Output the rows from the line with "data-point bbox=[604, 272, 612, 280]" up to and including the line with "param-name: C: bbox=[767, 332, 782, 347]" as a numbered list, skipping any blank lines.

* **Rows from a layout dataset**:
* * *

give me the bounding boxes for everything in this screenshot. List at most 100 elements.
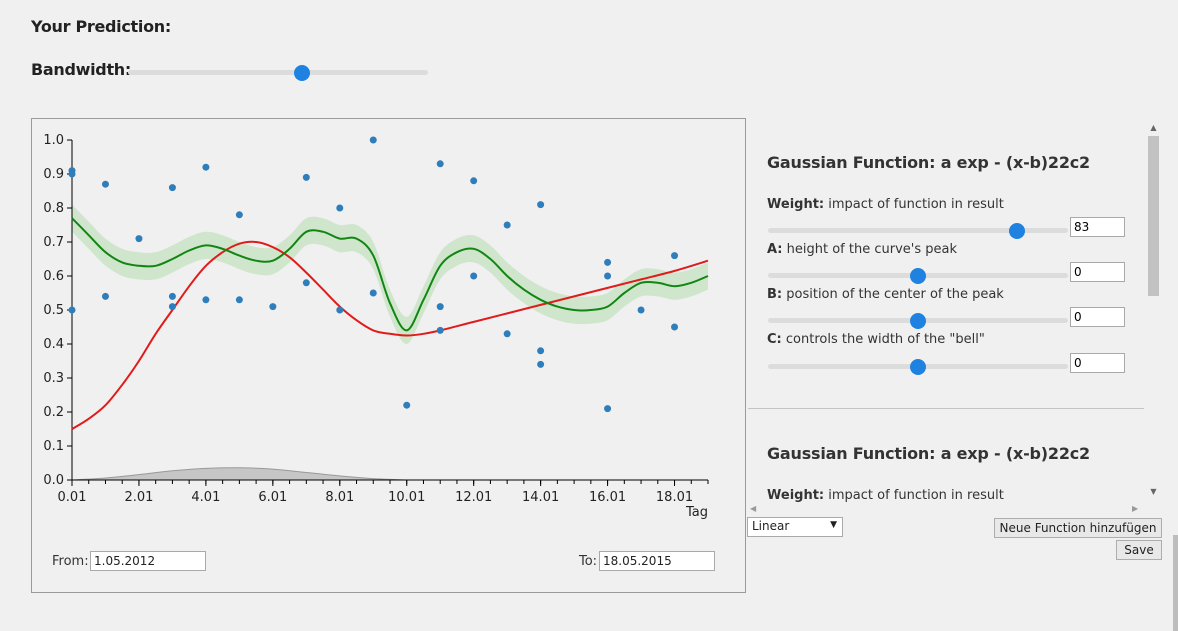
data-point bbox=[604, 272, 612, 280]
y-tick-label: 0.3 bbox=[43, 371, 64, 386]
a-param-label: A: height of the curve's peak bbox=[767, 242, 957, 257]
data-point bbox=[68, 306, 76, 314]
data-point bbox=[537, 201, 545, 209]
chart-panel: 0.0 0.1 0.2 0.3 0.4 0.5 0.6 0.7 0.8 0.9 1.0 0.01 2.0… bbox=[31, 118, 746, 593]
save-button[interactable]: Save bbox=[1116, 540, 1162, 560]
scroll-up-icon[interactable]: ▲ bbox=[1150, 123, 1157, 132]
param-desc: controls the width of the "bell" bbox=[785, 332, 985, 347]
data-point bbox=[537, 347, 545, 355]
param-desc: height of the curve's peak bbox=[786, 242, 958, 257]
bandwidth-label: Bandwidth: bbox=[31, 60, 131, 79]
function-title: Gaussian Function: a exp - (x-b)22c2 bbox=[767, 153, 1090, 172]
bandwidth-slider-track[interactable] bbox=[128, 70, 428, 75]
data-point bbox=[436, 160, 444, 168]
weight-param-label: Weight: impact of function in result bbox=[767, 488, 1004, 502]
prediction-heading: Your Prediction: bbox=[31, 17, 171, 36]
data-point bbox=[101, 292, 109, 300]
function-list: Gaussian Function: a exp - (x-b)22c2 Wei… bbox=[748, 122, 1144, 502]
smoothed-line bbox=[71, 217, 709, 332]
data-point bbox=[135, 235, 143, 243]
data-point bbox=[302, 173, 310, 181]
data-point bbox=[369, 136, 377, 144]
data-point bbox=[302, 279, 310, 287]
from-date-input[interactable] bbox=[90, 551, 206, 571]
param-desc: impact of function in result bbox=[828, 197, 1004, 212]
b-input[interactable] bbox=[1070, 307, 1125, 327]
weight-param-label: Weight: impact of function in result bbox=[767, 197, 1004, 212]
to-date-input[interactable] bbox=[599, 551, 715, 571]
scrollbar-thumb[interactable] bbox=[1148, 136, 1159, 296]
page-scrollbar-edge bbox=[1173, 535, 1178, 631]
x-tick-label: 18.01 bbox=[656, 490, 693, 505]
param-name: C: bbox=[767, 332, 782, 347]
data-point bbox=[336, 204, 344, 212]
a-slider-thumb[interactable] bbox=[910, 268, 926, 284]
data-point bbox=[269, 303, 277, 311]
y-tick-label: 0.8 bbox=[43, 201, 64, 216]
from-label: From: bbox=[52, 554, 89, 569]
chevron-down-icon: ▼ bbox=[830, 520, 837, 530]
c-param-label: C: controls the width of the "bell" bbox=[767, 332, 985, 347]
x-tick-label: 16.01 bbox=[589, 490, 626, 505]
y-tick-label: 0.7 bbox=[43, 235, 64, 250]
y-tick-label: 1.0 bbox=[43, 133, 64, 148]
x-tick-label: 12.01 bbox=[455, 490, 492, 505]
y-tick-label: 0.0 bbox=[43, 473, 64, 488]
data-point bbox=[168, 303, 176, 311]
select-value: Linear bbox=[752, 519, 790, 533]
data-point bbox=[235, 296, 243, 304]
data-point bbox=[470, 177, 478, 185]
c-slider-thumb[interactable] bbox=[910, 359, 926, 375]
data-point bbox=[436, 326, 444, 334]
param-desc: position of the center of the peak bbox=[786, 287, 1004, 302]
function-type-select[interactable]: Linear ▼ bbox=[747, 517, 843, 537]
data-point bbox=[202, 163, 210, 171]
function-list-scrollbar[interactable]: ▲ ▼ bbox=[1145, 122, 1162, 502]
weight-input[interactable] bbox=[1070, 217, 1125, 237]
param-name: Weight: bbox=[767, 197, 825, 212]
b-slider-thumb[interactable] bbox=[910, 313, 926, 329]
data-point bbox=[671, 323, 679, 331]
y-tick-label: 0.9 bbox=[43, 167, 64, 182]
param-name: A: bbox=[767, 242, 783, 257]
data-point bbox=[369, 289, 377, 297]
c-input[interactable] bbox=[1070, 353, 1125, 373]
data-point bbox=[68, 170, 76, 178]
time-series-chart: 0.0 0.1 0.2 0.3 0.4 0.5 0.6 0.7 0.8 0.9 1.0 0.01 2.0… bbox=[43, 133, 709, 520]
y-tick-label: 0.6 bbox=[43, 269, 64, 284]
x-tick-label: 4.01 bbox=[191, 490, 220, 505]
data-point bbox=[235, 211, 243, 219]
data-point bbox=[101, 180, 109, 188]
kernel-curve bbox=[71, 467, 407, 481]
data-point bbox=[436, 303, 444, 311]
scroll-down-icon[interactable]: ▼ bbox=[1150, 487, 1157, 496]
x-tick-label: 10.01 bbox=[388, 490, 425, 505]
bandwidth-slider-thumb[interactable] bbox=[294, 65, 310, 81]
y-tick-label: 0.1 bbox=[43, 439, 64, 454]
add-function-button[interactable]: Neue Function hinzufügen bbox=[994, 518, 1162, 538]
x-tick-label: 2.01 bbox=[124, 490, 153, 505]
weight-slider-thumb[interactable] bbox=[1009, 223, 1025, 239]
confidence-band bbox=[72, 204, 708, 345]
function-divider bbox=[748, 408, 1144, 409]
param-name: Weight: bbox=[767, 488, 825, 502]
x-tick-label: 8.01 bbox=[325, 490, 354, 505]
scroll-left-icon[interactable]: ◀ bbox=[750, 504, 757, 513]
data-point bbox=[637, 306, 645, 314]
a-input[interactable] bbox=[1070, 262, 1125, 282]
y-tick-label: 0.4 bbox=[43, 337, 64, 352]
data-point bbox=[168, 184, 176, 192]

* * *

* **Response below**:
1. data-point bbox=[604, 272, 612, 280]
2. y-tick-label: 0.3 bbox=[43, 371, 64, 386]
3. a-param-label: A: height of the curve's peak bbox=[767, 242, 957, 257]
4. data-point bbox=[68, 306, 76, 314]
5. data-point bbox=[537, 201, 545, 209]
6. chart-panel: 0.0 0.1 0.2 0.3 0.4 0.5 0.6 0.7 0.8 0.9 1.0 0.01 2.0… bbox=[31, 118, 746, 593]
7. save-button[interactable]: Save bbox=[1116, 540, 1162, 560]
8. scroll-up-icon[interactable]: ▲ bbox=[1150, 123, 1157, 132]
9. param-desc: controls the width of the "bell" bbox=[785, 332, 985, 347]
10. data-point bbox=[537, 347, 545, 355]
11. param-desc: height of the curve's peak bbox=[786, 242, 958, 257]
12. bandwidth-label: Bandwidth: bbox=[31, 60, 131, 79]
13. function-title: Gaussian Function: a exp - (x-b)22c2 bbox=[767, 153, 1090, 172]
14. bandwidth-slider-track[interactable] bbox=[128, 70, 428, 75]
15. data-point bbox=[436, 160, 444, 168]
16. weight-param-label: Weight: impact of function in result bbox=[767, 488, 1004, 502]
17. prediction-heading: Your Prediction: bbox=[31, 17, 171, 36]
18. data-point bbox=[101, 292, 109, 300]
19. function-list: Gaussian Function: a exp - (x-b)22c2 Wei… bbox=[748, 122, 1144, 502]
20. smoothed-line bbox=[71, 217, 709, 332]
21. data-point bbox=[135, 235, 143, 243]
22. data-point bbox=[302, 173, 310, 181]
23. data-point bbox=[369, 136, 377, 144]
24. data-point bbox=[302, 279, 310, 287]
25. from-date-input[interactable] bbox=[90, 551, 206, 571]
26. param-desc: impact of function in result bbox=[828, 197, 1004, 212]
27. b-input[interactable] bbox=[1070, 307, 1125, 327]
28. weight-param-label: Weight: impact of function in result bbox=[767, 197, 1004, 212]
29. to-date-input[interactable] bbox=[599, 551, 715, 571]
30. scrollbar-thumb[interactable] bbox=[1148, 136, 1159, 296]
31. page-scrollbar-edge bbox=[1173, 535, 1178, 631]
32. x-tick-label: 18.01 bbox=[656, 490, 693, 505]
33. param-name: C: bbox=[767, 332, 782, 347]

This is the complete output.